## Direction
List each line of the data in which the string "وكيف" appears.

## Data supplied
---+---

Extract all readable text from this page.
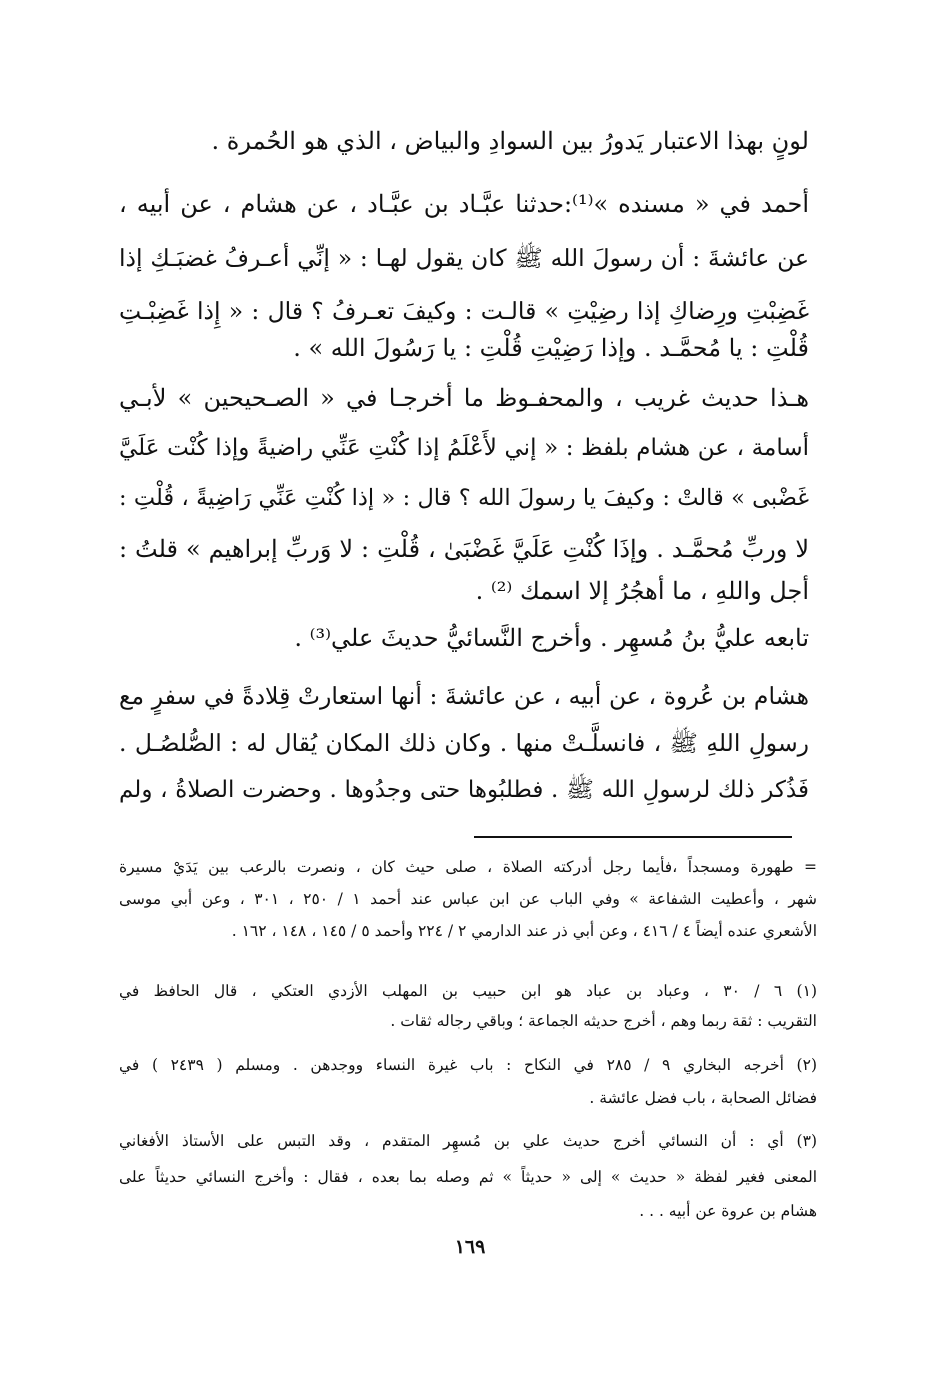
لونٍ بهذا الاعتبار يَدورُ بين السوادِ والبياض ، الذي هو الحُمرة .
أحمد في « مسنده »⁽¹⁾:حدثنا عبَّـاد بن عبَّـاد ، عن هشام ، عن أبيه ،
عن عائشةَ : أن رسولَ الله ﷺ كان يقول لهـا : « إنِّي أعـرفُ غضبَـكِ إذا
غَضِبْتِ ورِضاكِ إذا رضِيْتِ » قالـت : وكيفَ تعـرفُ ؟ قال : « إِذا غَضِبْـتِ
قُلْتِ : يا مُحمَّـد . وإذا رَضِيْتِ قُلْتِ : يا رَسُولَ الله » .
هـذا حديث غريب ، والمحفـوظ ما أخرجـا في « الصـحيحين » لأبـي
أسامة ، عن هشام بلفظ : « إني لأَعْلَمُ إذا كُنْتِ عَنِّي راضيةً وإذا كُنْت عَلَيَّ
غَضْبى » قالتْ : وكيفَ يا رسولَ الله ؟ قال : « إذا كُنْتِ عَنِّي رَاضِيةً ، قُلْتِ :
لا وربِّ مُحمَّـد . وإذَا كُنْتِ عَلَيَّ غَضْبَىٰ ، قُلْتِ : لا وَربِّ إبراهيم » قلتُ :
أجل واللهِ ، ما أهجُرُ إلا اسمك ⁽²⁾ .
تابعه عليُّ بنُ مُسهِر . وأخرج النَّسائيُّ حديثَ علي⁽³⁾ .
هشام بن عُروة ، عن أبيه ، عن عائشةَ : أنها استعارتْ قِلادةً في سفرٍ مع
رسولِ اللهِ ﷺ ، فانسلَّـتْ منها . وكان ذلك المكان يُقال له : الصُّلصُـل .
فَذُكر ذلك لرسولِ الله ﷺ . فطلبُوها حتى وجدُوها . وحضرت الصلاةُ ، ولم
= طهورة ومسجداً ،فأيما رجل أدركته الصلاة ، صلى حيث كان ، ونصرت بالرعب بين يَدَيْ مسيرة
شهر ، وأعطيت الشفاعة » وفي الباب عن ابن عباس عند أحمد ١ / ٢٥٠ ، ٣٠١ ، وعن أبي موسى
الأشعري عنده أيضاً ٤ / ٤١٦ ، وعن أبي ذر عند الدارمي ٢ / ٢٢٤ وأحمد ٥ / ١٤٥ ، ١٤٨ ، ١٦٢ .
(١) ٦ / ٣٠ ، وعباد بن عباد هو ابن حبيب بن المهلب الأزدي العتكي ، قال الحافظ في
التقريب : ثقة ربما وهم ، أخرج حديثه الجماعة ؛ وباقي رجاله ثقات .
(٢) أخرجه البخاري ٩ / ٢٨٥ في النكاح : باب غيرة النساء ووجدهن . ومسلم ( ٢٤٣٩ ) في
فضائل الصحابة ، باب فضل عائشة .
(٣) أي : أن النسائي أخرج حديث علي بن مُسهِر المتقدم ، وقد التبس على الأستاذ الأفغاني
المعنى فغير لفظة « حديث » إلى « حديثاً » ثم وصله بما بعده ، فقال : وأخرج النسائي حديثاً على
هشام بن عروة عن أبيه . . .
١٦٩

---+---

## Answer below
غَضِبْتِ ورِضاكِ إذا رضِيْتِ » قالـت : وكيفَ تعـرفُ ؟ قال : « إِذا غَضِبْـتِ
غَضْبى » قالتْ : وكيفَ يا رسولَ الله ؟ قال : « إذا كُنْتِ عَنِّي رَاضِيةً ، قُلْتِ :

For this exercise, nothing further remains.